» **Directive**: Restate the full set of records exactly, word for word.

» **Information shown**:
┄┄┄┄┄┄┄┄┄┄

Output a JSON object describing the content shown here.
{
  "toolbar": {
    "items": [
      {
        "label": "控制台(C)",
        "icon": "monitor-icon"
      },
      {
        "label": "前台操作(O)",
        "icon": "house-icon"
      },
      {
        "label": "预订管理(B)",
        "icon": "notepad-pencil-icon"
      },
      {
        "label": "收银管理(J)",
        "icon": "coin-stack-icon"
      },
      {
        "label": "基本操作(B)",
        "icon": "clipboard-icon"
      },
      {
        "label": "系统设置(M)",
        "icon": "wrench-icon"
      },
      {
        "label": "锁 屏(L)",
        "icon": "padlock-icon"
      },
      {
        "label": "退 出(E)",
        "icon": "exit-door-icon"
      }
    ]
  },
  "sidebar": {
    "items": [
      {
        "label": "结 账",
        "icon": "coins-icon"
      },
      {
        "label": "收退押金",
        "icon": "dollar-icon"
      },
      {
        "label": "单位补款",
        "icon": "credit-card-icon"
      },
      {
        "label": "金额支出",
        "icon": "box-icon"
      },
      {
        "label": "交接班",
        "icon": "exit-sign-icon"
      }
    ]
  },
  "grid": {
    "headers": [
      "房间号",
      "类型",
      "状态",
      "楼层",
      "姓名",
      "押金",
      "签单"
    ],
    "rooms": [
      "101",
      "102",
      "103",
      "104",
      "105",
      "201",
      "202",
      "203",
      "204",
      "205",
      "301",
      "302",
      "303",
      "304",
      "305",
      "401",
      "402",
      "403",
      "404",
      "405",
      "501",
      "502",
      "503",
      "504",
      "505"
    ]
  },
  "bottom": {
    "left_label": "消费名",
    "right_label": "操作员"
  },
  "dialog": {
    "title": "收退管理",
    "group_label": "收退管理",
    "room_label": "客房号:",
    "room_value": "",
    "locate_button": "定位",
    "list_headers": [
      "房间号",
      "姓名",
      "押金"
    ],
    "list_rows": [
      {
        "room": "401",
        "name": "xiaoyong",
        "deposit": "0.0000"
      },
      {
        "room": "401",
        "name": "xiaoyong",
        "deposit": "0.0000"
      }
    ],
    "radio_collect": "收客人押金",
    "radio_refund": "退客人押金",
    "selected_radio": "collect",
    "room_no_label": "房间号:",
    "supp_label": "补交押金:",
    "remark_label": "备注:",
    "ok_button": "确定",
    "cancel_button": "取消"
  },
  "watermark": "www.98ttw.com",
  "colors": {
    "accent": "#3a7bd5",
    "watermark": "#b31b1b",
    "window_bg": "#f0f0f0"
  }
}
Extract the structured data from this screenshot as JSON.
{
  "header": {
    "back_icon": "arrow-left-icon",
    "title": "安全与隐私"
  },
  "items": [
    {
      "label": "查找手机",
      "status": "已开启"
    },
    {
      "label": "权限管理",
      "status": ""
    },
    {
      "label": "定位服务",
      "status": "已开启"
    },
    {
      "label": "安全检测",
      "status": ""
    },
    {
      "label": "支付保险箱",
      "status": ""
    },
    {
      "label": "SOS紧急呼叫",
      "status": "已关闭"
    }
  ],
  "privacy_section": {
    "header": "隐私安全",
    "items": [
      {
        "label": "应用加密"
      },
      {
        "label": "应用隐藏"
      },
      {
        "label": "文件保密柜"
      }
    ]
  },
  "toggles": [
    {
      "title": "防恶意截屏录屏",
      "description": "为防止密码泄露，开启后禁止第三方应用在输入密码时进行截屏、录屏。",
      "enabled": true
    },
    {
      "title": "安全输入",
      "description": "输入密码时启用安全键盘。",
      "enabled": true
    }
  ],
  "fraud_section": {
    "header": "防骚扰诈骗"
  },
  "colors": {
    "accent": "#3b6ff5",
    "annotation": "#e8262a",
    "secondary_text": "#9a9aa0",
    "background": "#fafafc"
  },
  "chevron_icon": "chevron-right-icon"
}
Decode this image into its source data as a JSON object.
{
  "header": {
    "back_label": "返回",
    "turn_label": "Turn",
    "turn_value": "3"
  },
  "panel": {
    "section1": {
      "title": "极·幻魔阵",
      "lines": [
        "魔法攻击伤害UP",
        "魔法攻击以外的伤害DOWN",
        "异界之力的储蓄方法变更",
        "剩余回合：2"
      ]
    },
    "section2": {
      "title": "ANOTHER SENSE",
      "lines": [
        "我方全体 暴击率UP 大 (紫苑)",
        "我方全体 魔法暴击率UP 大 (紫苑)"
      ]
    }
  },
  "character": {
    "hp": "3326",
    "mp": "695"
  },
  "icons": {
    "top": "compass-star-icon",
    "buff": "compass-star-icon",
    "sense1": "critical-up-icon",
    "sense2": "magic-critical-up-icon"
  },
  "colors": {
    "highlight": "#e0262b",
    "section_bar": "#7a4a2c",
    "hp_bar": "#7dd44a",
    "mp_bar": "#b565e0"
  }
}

┄┄┄┄┄┄┄┄┄┄

» **Written response**:
Output a JSON object describing the content shown here.
{
  "toolbar": {
    "items": [
      {
        "label": "控制台(C)",
        "icon": "monitor-icon"
      },
      {
        "label": "前台操作(O)",
        "icon": "house-icon"
      },
      {
        "label": "预订管理(B)",
        "icon": "notepad-pencil-icon"
      },
      {
        "label": "收银管理(J)",
        "icon": "coin-stack-icon"
      },
      {
        "label": "基本操作(B)",
        "icon": "clipboard-icon"
      },
      {
        "label": "系统设置(M)",
        "icon": "wrench-icon"
      },
      {
        "label": "锁 屏(L)",
        "icon": "padlock-icon"
      },
      {
        "label": "退 出(E)",
        "icon": "exit-door-icon"
      }
    ]
  },
  "sidebar": {
    "items": [
      {
        "label": "结 账",
        "icon": "coins-icon"
      },
      {
        "label": "收退押金",
        "icon": "dollar-icon"
      },
      {
        "label": "单位补款",
        "icon": "credit-card-icon"
      },
      {
        "label": "金额支出",
        "icon": "box-icon"
      },
      {
        "label": "交接班",
        "icon": "exit-sign-icon"
      }
    ]
  },
  "grid": {
    "headers": [
      "房间号",
      "类型",
      "状态",
      "楼层",
      "姓名",
      "押金",
      "签单"
    ],
    "rooms": [
      "101",
      "102",
      "103",
      "104",
      "105",
      "201",
      "202",
      "203",
      "204",
      "205",
      "301",
      "302",
      "303",
      "304",
      "305",
      "401",
      "402",
      "403",
      "404",
      "405",
      "501",
      "502",
      "503",
      "504",
      "505"
    ]
  },
  "bottom": {
    "left_label": "消费名",
    "right_label": "操作员"
  },
  "dialog": {
    "title": "收退管理",
    "group_label": "收退管理",
    "room_label": "客房号:",
    "room_value": "",
    "locate_button": "定位",
    "list_headers": [
      "房间号",
      "姓名",
      "押金"
    ],
    "list_rows": [
      {
        "room": "401",
        "name": "xiaoyong",
        "deposit": "0.0000"
      },
      {
        "room": "401",
        "name": "xiaoyong",
        "deposit": "0.0000"
      }
    ],
    "radio_collect": "收客人押金",
    "radio_refund": "退客人押金",
    "selected_radio": "collect",
    "room_no_label": "房间号:",
    "supp_label": "补交押金:",
    "remark_label": "备注:",
    "ok_button": "确定",
    "cancel_button": "取消"
  },
  "watermark": "www.98ttw.com",
  "colors": {
    "accent": "#3a7bd5",
    "watermark": "#b31b1b",
    "window_bg": "#f0f0f0"
  }
}
Extract the structured data from this screenshot as JSON.
{
  "header": {
    "back_icon": "arrow-left-icon",
    "title": "安全与隐私"
  },
  "items": [
    {
      "label": "查找手机",
      "status": "已开启"
    },
    {
      "label": "权限管理",
      "status": ""
    },
    {
      "label": "定位服务",
      "status": "已开启"
    },
    {
      "label": "安全检测",
      "status": ""
    },
    {
      "label": "支付保险箱",
      "status": ""
    },
    {
      "label": "SOS紧急呼叫",
      "status": "已关闭"
    }
  ],
  "privacy_section": {
    "header": "隐私安全",
    "items": [
      {
        "label": "应用加密"
      },
      {
        "label": "应用隐藏"
      },
      {
        "label": "文件保密柜"
      }
    ]
  },
  "toggles": [
    {
      "title": "防恶意截屏录屏",
      "description": "为防止密码泄露，开启后禁止第三方应用在输入密码时进行截屏、录屏。",
      "enabled": true
    },
    {
      "title": "安全输入",
      "description": "输入密码时启用安全键盘。",
      "enabled": true
    }
  ],
  "fraud_section": {
    "header": "防骚扰诈骗"
  },
  "colors": {
    "accent": "#3b6ff5",
    "annotation": "#e8262a",
    "secondary_text": "#9a9aa0",
    "background": "#fafafc"
  },
  "chevron_icon": "chevron-right-icon"
}
Decode this image into its source data as a JSON object.
{
  "header": {
    "back_label": "返回",
    "turn_label": "Turn",
    "turn_value": "3"
  },
  "panel": {
    "section1": {
      "title": "极·幻魔阵",
      "lines": [
        "魔法攻击伤害UP",
        "魔法攻击以外的伤害DOWN",
        "异界之力的储蓄方法变更",
        "剩余回合：2"
      ]
    },
    "section2": {
      "title": "ANOTHER SENSE",
      "lines": [
        "我方全体 暴击率UP 大 (紫苑)",
        "我方全体 魔法暴击率UP 大 (紫苑)"
      ]
    }
  },
  "character": {
    "hp": "3326",
    "mp": "695"
  },
  "icons": {
    "top": "compass-star-icon",
    "buff": "compass-star-icon",
    "sense1": "critical-up-icon",
    "sense2": "magic-critical-up-icon"
  },
  "colors": {
    "highlight": "#e0262b",
    "section_bar": "#7a4a2c",
    "hp_bar": "#7dd44a",
    "mp_bar": "#b565e0"
  }
}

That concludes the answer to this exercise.